Task directions:
Please repeat the items from the line with "Patent image size: (701, 577)." up to and including the line with "The outgoing lead 28 is at (298, 225).".

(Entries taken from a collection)

--- START ---

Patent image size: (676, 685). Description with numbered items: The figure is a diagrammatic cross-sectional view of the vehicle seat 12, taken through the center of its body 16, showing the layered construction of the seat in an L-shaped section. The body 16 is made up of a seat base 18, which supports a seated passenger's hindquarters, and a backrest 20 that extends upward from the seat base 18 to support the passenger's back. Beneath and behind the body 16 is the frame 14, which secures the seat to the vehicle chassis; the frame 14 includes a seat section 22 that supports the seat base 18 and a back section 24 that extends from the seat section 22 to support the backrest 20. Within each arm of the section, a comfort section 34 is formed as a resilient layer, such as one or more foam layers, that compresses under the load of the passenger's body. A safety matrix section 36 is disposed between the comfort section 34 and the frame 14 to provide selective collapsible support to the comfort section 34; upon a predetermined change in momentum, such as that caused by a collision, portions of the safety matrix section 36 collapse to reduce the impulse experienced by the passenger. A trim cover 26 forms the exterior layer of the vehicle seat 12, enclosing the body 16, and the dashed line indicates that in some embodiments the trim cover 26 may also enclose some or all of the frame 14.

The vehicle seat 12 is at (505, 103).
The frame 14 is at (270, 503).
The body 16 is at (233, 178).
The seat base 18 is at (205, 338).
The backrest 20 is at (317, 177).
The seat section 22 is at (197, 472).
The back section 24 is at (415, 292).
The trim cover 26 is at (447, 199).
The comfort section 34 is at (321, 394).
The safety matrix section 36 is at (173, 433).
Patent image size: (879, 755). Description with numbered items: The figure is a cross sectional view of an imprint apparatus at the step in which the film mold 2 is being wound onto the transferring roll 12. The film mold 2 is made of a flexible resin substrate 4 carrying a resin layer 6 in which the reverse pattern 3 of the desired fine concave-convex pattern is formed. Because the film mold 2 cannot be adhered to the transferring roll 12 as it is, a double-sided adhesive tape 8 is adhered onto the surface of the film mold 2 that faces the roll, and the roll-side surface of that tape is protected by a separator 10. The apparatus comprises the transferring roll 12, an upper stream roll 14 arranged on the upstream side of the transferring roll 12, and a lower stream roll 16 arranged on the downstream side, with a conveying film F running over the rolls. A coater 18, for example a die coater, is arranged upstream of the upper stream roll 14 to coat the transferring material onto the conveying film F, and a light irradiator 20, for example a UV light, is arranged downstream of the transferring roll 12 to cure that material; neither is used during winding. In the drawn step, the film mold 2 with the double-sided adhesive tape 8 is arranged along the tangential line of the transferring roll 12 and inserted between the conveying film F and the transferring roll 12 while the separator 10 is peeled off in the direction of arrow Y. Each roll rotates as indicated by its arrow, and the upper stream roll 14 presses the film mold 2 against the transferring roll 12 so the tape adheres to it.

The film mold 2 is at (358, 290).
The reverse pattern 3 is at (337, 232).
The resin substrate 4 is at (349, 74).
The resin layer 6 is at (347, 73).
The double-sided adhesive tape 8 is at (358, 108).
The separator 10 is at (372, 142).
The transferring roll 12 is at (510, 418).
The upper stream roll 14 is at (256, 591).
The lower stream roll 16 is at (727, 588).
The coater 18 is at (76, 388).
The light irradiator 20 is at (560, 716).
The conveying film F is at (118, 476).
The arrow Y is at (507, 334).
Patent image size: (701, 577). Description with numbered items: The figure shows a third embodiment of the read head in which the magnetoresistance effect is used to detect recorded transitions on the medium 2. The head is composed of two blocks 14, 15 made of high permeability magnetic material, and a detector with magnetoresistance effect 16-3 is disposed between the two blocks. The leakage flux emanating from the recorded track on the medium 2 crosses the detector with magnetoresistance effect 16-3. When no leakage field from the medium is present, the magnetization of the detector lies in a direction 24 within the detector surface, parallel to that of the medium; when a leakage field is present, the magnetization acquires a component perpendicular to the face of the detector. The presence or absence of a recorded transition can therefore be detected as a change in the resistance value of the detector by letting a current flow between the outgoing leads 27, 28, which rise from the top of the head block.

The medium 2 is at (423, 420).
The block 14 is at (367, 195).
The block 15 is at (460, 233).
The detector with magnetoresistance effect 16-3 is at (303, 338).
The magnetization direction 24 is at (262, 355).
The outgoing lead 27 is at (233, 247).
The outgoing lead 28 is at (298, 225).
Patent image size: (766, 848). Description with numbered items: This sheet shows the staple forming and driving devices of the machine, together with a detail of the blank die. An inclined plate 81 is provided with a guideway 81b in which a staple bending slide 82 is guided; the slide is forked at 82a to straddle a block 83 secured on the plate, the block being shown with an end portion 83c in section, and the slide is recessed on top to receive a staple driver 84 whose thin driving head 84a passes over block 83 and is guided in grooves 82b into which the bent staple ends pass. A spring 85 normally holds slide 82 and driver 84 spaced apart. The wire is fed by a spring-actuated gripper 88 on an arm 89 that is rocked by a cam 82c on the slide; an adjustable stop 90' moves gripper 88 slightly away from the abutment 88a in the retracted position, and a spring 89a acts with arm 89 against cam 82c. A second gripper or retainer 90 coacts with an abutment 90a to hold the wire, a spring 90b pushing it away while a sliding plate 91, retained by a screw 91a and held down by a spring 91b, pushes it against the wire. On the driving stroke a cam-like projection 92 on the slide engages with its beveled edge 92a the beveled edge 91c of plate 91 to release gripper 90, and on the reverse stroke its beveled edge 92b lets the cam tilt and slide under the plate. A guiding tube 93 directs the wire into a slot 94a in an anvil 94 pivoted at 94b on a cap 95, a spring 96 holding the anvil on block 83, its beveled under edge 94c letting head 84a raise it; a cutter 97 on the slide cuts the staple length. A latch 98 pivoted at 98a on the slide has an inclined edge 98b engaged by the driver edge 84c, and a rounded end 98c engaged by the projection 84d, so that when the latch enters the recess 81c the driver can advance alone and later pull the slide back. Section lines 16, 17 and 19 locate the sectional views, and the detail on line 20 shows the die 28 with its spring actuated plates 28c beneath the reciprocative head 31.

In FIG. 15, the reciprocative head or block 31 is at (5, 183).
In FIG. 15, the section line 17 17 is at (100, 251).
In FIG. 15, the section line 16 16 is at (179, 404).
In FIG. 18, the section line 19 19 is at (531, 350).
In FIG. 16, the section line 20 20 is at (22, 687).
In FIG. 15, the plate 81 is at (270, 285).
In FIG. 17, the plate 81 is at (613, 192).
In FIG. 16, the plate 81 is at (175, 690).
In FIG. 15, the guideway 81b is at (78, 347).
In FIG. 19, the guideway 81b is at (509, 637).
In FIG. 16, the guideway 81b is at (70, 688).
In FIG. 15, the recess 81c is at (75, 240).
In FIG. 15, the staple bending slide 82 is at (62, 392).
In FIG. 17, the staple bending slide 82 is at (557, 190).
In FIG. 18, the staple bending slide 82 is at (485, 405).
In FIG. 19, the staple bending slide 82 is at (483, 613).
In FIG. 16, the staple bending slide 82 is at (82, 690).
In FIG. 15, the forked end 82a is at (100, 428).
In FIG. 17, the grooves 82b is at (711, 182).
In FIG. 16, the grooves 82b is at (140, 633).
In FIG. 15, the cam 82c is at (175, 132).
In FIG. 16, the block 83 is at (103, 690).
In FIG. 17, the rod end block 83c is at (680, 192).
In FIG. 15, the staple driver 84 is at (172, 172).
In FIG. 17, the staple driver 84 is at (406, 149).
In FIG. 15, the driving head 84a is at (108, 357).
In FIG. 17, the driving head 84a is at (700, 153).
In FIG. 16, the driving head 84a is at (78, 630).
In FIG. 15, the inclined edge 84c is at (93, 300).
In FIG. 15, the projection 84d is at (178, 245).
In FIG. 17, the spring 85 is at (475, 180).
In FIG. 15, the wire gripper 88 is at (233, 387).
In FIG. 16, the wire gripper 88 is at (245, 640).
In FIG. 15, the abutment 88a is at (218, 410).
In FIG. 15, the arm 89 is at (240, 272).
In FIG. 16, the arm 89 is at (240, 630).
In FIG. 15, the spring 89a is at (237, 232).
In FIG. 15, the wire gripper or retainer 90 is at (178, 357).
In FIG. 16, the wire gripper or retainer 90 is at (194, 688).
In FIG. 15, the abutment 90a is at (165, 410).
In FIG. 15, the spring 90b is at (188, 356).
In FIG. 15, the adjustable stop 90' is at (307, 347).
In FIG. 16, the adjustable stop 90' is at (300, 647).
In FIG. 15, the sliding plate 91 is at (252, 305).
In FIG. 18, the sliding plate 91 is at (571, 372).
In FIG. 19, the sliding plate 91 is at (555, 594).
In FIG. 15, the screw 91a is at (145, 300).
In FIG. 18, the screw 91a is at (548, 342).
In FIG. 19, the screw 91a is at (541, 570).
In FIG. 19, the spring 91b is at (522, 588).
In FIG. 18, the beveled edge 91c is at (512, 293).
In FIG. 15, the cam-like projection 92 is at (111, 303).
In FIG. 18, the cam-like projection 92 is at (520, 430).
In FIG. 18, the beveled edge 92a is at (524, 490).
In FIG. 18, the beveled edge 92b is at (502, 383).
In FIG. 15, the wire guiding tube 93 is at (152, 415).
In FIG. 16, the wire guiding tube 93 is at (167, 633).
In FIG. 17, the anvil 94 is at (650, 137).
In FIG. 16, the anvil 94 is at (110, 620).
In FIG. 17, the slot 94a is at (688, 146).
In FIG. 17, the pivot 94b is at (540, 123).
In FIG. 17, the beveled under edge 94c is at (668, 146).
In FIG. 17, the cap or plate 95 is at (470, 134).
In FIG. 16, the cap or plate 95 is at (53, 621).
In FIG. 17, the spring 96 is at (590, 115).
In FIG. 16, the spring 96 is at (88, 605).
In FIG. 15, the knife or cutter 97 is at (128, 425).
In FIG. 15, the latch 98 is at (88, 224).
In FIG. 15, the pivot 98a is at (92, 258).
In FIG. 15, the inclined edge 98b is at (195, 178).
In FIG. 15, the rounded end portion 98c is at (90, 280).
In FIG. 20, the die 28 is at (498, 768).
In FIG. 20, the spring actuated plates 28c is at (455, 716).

--- END ---

Solution for this problem:
Patent image size: (701, 577). Description with numbered items: The figure shows a third embodiment of the read head in which the magnetoresistance effect is used to detect recorded transitions on the medium 2. The head is composed of two blocks 14, 15 made of high permeability magnetic material, and a detector with magnetoresistance effect 16-3 is disposed between the two blocks. The leakage flux emanating from the recorded track on the medium 2 crosses the detector with magnetoresistance effect 16-3. When no leakage field from the medium is present, the magnetization of the detector lies in a direction 24 within the detector surface, parallel to that of the medium; when a leakage field is present, the magnetization acquires a component perpendicular to the face of the detector. The presence or absence of a recorded transition can therefore be detected as a change in the resistance value of the detector by letting a current flow between the outgoing leads 27, 28, which rise from the top of the head block.

The medium 2 is at (423, 420).
The block 14 is at (367, 195).
The block 15 is at (460, 233).
The detector with magnetoresistance effect 16-3 is at (303, 338).
The magnetization direction 24 is at (262, 355).
The outgoing lead 27 is at (233, 247).
The outgoing lead 28 is at (298, 225).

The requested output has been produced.